* Task inputs *
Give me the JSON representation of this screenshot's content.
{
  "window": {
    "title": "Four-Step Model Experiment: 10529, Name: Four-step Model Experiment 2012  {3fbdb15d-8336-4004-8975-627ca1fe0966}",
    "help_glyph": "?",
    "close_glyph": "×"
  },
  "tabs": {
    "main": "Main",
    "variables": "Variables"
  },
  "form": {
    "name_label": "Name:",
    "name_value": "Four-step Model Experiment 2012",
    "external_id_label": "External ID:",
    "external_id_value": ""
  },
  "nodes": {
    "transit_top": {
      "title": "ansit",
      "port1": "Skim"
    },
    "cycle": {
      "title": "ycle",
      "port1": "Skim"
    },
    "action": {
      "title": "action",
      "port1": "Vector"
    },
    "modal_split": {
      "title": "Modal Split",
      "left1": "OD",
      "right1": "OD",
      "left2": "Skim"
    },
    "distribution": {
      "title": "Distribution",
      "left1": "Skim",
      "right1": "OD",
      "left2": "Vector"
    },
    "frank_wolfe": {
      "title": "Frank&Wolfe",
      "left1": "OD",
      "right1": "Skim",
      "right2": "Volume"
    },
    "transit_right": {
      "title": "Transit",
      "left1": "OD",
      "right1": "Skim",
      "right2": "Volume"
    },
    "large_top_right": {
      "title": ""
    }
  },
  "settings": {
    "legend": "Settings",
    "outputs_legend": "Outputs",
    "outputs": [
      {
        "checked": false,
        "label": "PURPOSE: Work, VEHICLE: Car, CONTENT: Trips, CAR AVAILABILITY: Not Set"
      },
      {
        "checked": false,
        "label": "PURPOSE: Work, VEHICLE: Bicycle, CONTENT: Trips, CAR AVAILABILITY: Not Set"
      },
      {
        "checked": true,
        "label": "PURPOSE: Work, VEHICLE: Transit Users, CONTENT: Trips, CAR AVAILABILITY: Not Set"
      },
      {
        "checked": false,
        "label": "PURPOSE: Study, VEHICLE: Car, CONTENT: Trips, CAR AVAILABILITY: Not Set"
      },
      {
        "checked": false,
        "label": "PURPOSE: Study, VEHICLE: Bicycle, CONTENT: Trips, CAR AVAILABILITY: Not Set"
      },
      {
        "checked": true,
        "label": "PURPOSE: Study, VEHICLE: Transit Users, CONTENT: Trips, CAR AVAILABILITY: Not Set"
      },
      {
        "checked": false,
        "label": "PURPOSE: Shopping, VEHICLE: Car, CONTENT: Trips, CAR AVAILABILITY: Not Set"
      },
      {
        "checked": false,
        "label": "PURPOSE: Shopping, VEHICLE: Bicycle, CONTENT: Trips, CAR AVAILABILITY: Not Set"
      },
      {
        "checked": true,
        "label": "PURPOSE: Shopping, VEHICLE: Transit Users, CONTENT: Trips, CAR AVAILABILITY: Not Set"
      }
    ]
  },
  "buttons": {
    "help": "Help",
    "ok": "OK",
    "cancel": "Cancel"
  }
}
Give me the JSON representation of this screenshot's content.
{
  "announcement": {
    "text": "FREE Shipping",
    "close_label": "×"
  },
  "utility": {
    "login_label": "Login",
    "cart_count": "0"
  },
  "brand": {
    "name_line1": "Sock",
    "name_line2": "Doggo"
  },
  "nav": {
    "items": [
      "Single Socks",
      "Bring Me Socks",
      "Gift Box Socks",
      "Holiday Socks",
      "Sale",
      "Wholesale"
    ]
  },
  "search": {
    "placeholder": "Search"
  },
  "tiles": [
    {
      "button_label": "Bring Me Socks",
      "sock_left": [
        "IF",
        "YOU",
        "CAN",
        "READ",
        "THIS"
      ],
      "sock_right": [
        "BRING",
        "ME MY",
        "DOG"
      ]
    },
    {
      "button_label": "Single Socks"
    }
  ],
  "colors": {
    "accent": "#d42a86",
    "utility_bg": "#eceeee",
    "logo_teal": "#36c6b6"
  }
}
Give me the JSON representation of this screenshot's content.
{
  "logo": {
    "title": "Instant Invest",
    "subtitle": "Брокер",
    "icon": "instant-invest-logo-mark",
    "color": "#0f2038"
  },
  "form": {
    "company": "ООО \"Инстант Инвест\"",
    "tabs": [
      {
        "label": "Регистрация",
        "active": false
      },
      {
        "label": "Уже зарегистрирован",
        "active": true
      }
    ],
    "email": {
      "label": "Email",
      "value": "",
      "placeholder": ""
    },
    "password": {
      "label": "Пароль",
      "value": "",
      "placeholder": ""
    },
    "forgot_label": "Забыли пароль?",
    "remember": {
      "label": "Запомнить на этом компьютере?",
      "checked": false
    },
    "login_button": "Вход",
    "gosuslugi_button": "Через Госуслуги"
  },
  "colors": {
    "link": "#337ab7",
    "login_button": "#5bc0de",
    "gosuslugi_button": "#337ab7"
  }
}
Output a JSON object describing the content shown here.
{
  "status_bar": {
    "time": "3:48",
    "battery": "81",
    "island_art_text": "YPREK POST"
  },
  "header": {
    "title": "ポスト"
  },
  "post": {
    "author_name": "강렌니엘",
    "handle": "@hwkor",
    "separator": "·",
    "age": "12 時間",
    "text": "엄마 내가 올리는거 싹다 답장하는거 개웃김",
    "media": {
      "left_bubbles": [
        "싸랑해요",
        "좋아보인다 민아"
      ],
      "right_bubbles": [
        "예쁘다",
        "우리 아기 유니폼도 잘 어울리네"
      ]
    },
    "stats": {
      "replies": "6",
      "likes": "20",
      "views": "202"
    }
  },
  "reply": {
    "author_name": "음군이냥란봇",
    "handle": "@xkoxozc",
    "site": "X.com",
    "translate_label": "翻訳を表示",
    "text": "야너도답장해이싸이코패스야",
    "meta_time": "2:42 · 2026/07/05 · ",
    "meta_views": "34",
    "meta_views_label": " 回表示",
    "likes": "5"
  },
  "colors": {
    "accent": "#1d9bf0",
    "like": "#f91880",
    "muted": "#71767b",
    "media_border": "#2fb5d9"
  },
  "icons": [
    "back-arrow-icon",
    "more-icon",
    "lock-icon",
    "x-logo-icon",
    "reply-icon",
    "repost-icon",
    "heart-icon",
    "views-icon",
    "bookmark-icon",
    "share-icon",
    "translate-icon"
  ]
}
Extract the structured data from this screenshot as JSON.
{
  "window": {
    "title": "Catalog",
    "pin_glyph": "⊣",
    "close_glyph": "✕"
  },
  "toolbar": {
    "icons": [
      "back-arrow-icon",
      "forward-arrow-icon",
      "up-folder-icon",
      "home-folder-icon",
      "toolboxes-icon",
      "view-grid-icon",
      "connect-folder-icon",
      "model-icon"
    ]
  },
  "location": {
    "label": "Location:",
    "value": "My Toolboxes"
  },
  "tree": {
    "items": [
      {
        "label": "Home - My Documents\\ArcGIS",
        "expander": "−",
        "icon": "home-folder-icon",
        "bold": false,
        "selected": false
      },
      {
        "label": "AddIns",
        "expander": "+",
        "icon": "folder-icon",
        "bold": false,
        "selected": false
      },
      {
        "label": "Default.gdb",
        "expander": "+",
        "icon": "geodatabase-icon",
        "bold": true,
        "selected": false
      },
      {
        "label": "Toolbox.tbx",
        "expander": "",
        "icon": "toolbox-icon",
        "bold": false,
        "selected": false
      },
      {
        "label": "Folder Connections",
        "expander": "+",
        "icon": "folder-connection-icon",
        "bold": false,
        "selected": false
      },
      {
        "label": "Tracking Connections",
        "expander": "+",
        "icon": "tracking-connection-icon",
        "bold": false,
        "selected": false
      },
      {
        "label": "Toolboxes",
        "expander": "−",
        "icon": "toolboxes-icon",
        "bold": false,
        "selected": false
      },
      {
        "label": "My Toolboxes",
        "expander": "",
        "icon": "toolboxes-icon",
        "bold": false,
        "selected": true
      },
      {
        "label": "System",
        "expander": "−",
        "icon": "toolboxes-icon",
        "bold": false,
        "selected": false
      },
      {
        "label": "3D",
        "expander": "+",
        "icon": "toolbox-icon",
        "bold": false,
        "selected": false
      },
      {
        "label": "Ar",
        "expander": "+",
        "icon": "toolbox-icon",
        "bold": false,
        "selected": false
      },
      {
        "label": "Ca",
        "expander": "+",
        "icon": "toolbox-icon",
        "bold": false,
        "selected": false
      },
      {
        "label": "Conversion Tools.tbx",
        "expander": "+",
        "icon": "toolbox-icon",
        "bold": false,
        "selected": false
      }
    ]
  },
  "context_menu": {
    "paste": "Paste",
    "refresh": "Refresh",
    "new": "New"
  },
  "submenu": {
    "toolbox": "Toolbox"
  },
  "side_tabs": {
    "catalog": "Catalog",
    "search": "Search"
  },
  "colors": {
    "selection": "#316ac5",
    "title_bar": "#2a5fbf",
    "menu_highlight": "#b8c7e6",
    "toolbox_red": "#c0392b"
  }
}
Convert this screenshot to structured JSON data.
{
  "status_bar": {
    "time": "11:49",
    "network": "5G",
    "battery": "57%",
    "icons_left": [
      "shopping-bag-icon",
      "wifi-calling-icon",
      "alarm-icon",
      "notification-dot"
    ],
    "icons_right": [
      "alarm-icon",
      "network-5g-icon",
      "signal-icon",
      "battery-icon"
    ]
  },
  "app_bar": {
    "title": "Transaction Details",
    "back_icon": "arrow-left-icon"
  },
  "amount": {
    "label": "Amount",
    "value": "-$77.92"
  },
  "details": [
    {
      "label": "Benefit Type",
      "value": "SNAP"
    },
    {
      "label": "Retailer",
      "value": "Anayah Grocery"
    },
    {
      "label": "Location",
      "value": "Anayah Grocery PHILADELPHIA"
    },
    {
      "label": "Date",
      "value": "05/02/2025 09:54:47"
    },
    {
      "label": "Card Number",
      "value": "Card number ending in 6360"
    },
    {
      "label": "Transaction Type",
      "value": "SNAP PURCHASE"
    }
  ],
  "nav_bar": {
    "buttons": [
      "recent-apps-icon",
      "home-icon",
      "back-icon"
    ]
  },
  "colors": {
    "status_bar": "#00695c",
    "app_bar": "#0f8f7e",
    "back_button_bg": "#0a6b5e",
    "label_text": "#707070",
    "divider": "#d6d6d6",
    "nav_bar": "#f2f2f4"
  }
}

* Task goal *
Count the lines above that contain the word "PURPOSE". Give only the number.

* Full output *
9